-------- Information given --------

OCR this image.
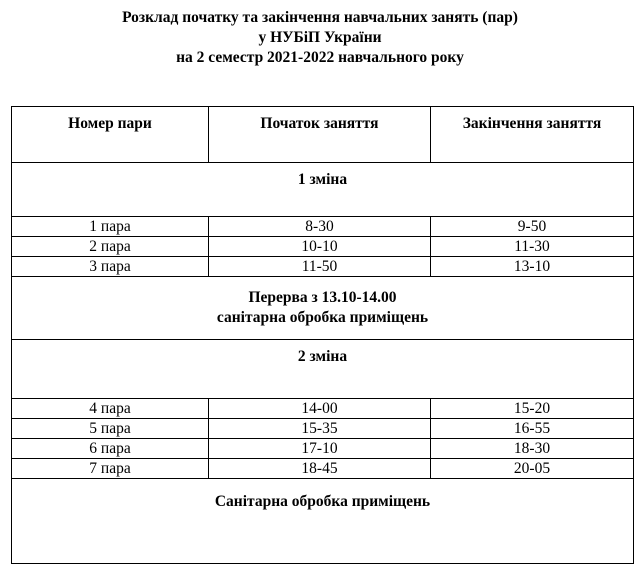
Розклад початку та закінчення навчальних занять (пар)
у НУБіП України
на 2 семестр 2021-2022 навчального року
Номер пари	Початок заняття	Закінчення заняття
1 зміна		
1 пара	8-30	9-50
2 пара	10-10	11-30
3 пара	11-50	13-10

Перерва з 13.10-14.00
санітарна обробка приміщень		

2 зміна		
4 пара	14-00	15-20
5 пара	15-35	16-55
6 пара	17-10	18-30
7 пара	18-45	20-05
Санітарна обробка приміщень		
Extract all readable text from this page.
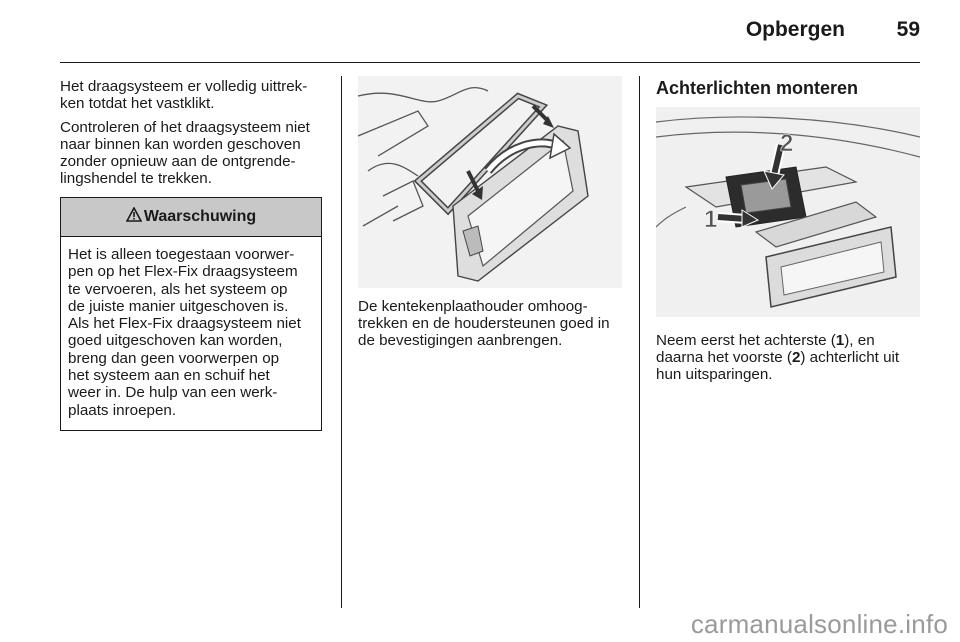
Opbergen 59

Het draagsysteem er volledig uittrek-
ken totdat het vastklikt.

Controleren of het draagsysteem niet
naar binnen kan worden geschoven
zonder opnieuw aan de ontgrende-
lingshendel te trekken.

Waarschuwing

Het is alleen toegestaan voorwer-
pen op het Flex-Fix draagsysteem
te vervoeren, als het systeem op
de juiste manier uitgeschoven is.
Als het Flex-Fix draagsysteem niet
goed uitgeschoven kan worden,
breng dan geen voorwerpen op
het systeem aan en schuif het
weer in. De hulp van een werk-
plaats inroepen.

De kentekenplaathouder omhoog-
trekken en de houdersteunen goed in
de bevestigingen aanbrengen.

Achterlichten monteren
2
1

Neem eerst het achterste (1), en
daarna het voorste (2) achterlicht uit
hun uitsparingen.

carmanualsonline.info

--------

- [Aim]
Beginning at the line with "Extract all readable text from this page.", reproduce each line exactly through the last line of the records above, with pictures left out.

- [Written response]
Extract all readable text from this page.
Opbergen 59

Het draagsysteem er volledig uittrek-
ken totdat het vastklikt.

Controleren of het draagsysteem niet
naar binnen kan worden geschoven
zonder opnieuw aan de ontgrende-
lingshendel te trekken.

Waarschuwing

Het is alleen toegestaan voorwer-
pen op het Flex-Fix draagsysteem
te vervoeren, als het systeem op
de juiste manier uitgeschoven is.
Als het Flex-Fix draagsysteem niet
goed uitgeschoven kan worden,
breng dan geen voorwerpen op
het systeem aan en schuif het
weer in. De hulp van een werk-
plaats inroepen.

De kentekenplaathouder omhoog-
trekken en de houdersteunen goed in
de bevestigingen aanbrengen.

Achterlichten monteren
2
1

Neem eerst het achterste (1), en
daarna het voorste (2) achterlicht uit
hun uitsparingen.

carmanualsonline.info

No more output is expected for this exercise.